§ **DATA TO PROCESS**:
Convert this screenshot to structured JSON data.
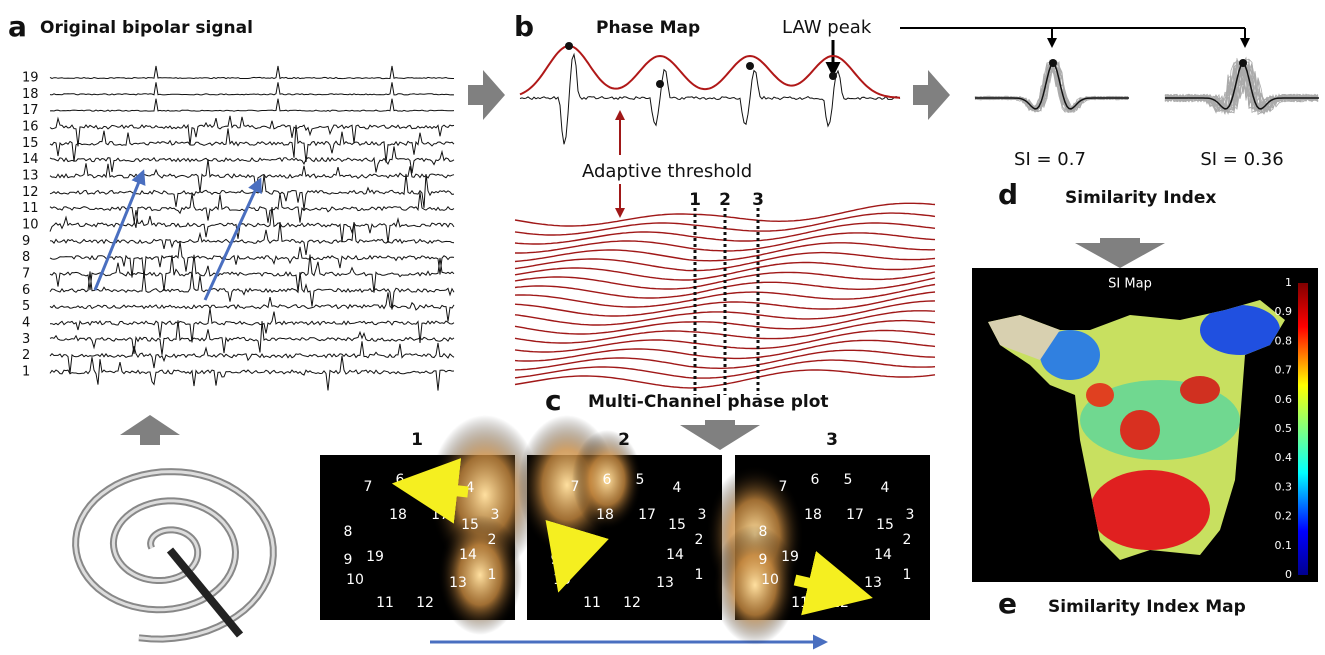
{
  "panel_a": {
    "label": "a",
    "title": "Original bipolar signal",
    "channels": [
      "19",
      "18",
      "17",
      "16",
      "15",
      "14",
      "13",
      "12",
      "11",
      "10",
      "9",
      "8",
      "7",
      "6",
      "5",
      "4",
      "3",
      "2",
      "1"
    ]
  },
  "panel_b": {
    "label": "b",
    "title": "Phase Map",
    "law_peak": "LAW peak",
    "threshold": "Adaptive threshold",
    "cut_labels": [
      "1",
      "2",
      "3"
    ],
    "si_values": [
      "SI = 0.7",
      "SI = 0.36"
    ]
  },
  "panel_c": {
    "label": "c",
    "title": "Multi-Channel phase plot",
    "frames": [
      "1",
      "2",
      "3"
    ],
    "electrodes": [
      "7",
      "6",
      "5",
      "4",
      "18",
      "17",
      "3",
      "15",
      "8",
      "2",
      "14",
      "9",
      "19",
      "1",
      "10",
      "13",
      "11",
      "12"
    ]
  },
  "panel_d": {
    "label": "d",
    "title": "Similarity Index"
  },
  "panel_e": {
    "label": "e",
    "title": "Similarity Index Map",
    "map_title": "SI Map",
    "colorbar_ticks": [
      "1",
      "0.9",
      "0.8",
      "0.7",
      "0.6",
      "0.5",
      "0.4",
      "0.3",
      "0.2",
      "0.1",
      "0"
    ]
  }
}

--

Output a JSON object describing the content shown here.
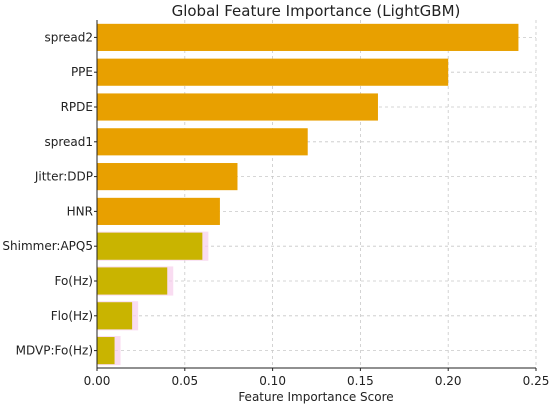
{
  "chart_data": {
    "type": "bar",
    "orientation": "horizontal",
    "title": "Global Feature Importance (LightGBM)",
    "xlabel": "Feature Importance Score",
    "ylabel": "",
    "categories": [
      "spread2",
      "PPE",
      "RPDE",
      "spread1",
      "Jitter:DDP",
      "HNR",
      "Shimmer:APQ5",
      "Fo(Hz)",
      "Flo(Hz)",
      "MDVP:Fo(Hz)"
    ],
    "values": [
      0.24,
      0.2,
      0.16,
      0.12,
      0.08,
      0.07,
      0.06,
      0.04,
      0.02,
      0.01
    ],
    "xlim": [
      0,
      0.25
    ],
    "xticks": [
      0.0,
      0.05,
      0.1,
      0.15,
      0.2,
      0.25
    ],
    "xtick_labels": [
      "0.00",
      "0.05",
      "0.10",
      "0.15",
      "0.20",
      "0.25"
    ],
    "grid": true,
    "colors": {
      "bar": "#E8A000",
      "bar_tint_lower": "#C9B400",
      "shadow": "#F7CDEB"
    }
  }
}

§ **WHAT YOU NEED TO DO**: Write out every line of the data that holds the word "Importance".

§ **FULL SOLUTION**:
    "title": "Global Feature Importance (LightGBM)",
    "xlabel": "Feature Importance Score",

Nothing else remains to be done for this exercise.